── ITEMS ──
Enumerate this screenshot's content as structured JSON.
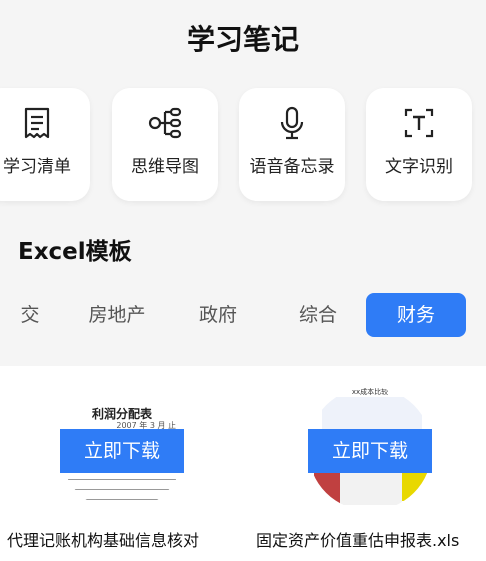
{
  "header": {
    "title": "学习笔记"
  },
  "tools": [
    {
      "label": "学习清单",
      "icon": "receipt-list-icon"
    },
    {
      "label": "思维导图",
      "icon": "mind-map-icon"
    },
    {
      "label": "语音备忘录",
      "icon": "microphone-icon"
    },
    {
      "label": "文字识别",
      "icon": "text-scan-icon"
    }
  ],
  "section": {
    "title": "Excel模板"
  },
  "tabs": [
    {
      "label": "交",
      "active": false
    },
    {
      "label": "房地产",
      "active": false
    },
    {
      "label": "政府",
      "active": false
    },
    {
      "label": "综合",
      "active": false
    },
    {
      "label": "财务",
      "active": true
    }
  ],
  "templates": [
    {
      "filename": "代理记账机构基础信息核对表.xls",
      "download_label": "立即下载",
      "preview_title": "利润分配表",
      "preview_text": "2007 年 3 月 止"
    },
    {
      "filename": "固定资产价值重估申报表.xls",
      "download_label": "立即下载",
      "preview_title": "xx成本比较"
    }
  ],
  "colors": {
    "accent": "#2f7cf6",
    "top_bg": "#f5f5f5"
  }
}
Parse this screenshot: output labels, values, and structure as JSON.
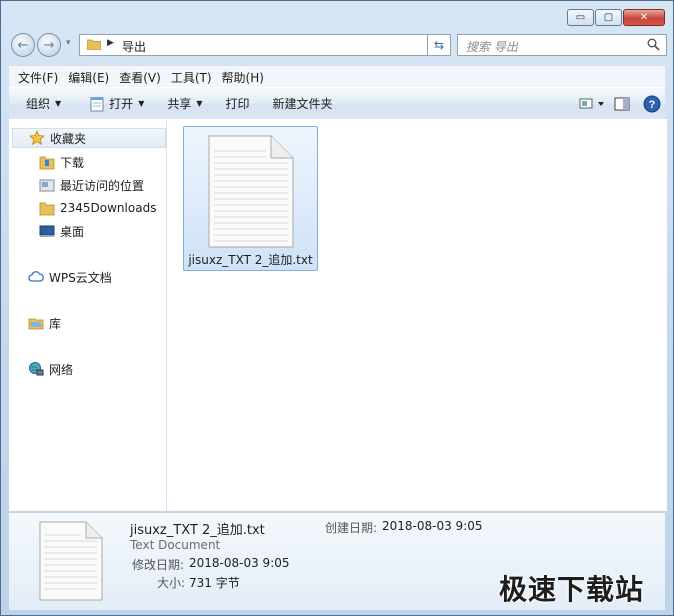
{
  "window": {
    "caption": {
      "minimize": "▭",
      "maximize": "▢",
      "close": "✕"
    }
  },
  "address": {
    "path": "导出",
    "search_placeholder": "搜索 导出"
  },
  "menu": [
    {
      "label": "文件(F)"
    },
    {
      "label": "编辑(E)"
    },
    {
      "label": "查看(V)"
    },
    {
      "label": "工具(T)"
    },
    {
      "label": "帮助(H)"
    }
  ],
  "toolbar": {
    "organize": "组织",
    "open": "打开",
    "share": "共享",
    "print": "打印",
    "new_folder": "新建文件夹"
  },
  "nav_pane": {
    "favorites": "收藏夹",
    "downloads": "下载",
    "recent": "最近访问的位置",
    "downloads2345": "2345Downloads",
    "desktop": "桌面",
    "wps": "WPS云文档",
    "libraries": "库",
    "network": "网络"
  },
  "files": [
    {
      "name": "jisuxz_TXT 2_追加.txt",
      "icon": "text-document-icon"
    }
  ],
  "details": {
    "name": "jisuxz_TXT 2_追加.txt",
    "type": "Text Document",
    "modified_label": "修改日期:",
    "modified_value": "2018-08-03 9:05",
    "size_label": "大小:",
    "size_value": "731 字节",
    "created_label": "创建日期:",
    "created_value": "2018-08-03 9:05"
  },
  "watermark": "极速下载站",
  "colors": {
    "accent": "#3a6aa5",
    "selection": "#cfe2f8"
  }
}
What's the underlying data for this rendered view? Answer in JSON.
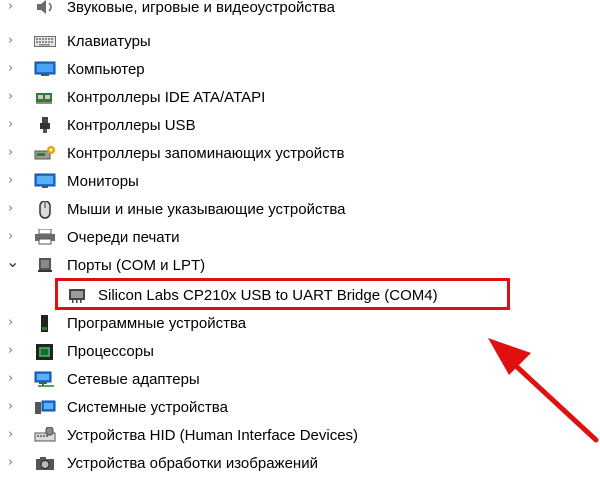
{
  "tree": {
    "items": [
      {
        "label": "Звуковые, игровые и видеоустройства",
        "icon": "speaker-icon",
        "expanded": false
      },
      {
        "label": "Клавиатуры",
        "icon": "keyboard-icon",
        "expanded": false
      },
      {
        "label": "Компьютер",
        "icon": "computer-icon",
        "expanded": false
      },
      {
        "label": "Контроллеры IDE ATA/ATAPI",
        "icon": "ide-controller-icon",
        "expanded": false
      },
      {
        "label": "Контроллеры USB",
        "icon": "usb-icon",
        "expanded": false
      },
      {
        "label": "Контроллеры запоминающих устройств",
        "icon": "storage-controller-icon",
        "expanded": false
      },
      {
        "label": "Мониторы",
        "icon": "monitor-icon",
        "expanded": false
      },
      {
        "label": "Мыши и иные указывающие устройства",
        "icon": "mouse-icon",
        "expanded": false
      },
      {
        "label": "Очереди печати",
        "icon": "printer-icon",
        "expanded": false
      },
      {
        "label": "Порты (COM и LPT)",
        "icon": "port-icon",
        "expanded": true
      },
      {
        "label": "Silicon Labs CP210x USB to UART Bridge (COM4)",
        "icon": "port-icon",
        "child": true
      },
      {
        "label": "Программные устройства",
        "icon": "software-device-icon",
        "expanded": false
      },
      {
        "label": "Процессоры",
        "icon": "processor-icon",
        "expanded": false
      },
      {
        "label": "Сетевые адаптеры",
        "icon": "network-adapter-icon",
        "expanded": false
      },
      {
        "label": "Системные устройства",
        "icon": "system-devices-icon",
        "expanded": false
      },
      {
        "label": "Устройства HID (Human Interface Devices)",
        "icon": "hid-icon",
        "expanded": false
      },
      {
        "label": "Устройства обработки изображений",
        "icon": "camera-icon",
        "expanded": false
      }
    ]
  },
  "colors": {
    "highlight_border": "#e11010",
    "arrow": "#e11010"
  }
}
───
• EXERCISE TASK
In the entries above, find each line with the word "network" and show it.

• TASK RESPONSE
    "network": "网络"
        "icon": "network-adapter-icon",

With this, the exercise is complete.